» Aim:
Give all the lines below again, exactly, with no pictures.

» Data supplied:
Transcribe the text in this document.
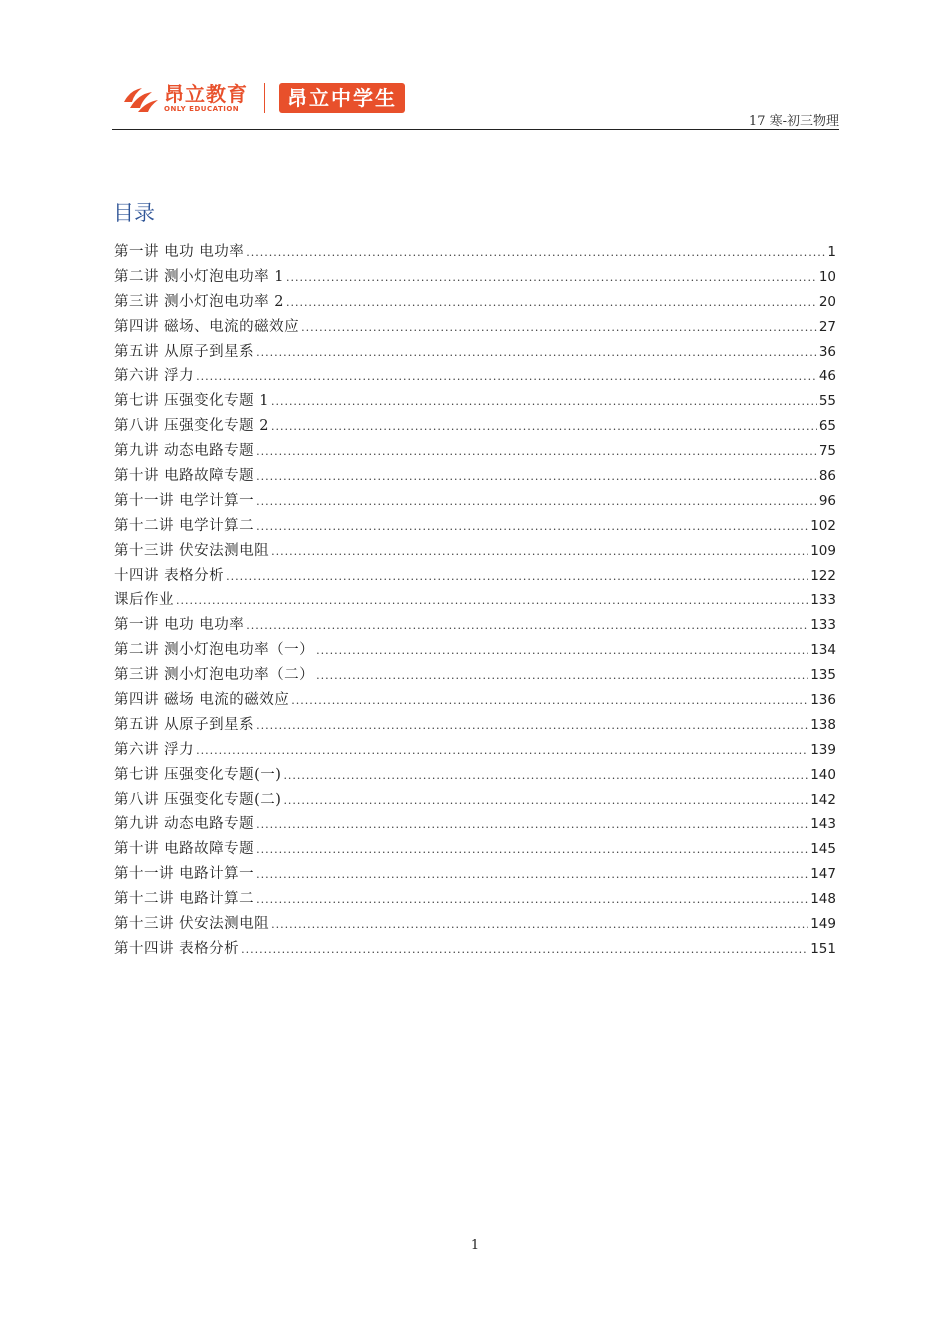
昂立教育
ONLY EDUCATION	昂立中学生
17 寒-初三物理
目录
第一讲 电功 电功率 .....	1
第二讲 测小灯泡电功率 1 .....	10
第三讲 测小灯泡电功率 2 .....	20
第四讲 磁场、电流的磁效应 .....	27
第五讲 从原子到星系 .....	36
第六讲 浮力 .....	46
第七讲 压强变化专题 1 .....	55
第八讲 压强变化专题 2 .....	65
第九讲 动态电路专题 .....	75
第十讲 电路故障专题 .....	86
第十一讲 电学计算一 .....	96
第十二讲 电学计算二 .....	102
第十三讲 伏安法测电阻 .....	109
十四讲 表格分析 .....	122
课后作业 .....	133
第一讲 电功 电功率 .....	133
第二讲 测小灯泡电功率（一） .....	134
第三讲 测小灯泡电功率（二） .....	135
第四讲 磁场 电流的磁效应 .....	136
第五讲 从原子到星系 .....	138
第六讲 浮力 .....	139
第七讲 压强变化专题(一) .....	140
第八讲 压强变化专题(二) .....	142
第九讲 动态电路专题 .....	143
第十讲 电路故障专题 .....	145
第十一讲 电路计算一 .....	147
第十二讲 电路计算二 .....	148
第十三讲 伏安法测电阻 .....	149
第十四讲 表格分析 .....	151
1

» The reply:
Transcribe the text in this document.
昂立教育
ONLY EDUCATION	昂立中学生
17 寒-初三物理
目录
第一讲 电功 电功率 .....	1
第二讲 测小灯泡电功率 1 .....	10
第三讲 测小灯泡电功率 2 .....	20
第四讲 磁场、电流的磁效应 .....	27
第五讲 从原子到星系 .....	36
第六讲 浮力 .....	46
第七讲 压强变化专题 1 .....	55
第八讲 压强变化专题 2 .....	65
第九讲 动态电路专题 .....	75
第十讲 电路故障专题 .....	86
第十一讲 电学计算一 .....	96
第十二讲 电学计算二 .....	102
第十三讲 伏安法测电阻 .....	109
十四讲 表格分析 .....	122
课后作业 .....	133
第一讲 电功 电功率 .....	133
第二讲 测小灯泡电功率（一） .....	134
第三讲 测小灯泡电功率（二） .....	135
第四讲 磁场 电流的磁效应 .....	136
第五讲 从原子到星系 .....	138
第六讲 浮力 .....	139
第七讲 压强变化专题(一) .....	140
第八讲 压强变化专题(二) .....	142
第九讲 动态电路专题 .....	143
第十讲 电路故障专题 .....	145
第十一讲 电路计算一 .....	147
第十二讲 电路计算二 .....	148
第十三讲 伏安法测电阻 .....	149
第十四讲 表格分析 .....	151
1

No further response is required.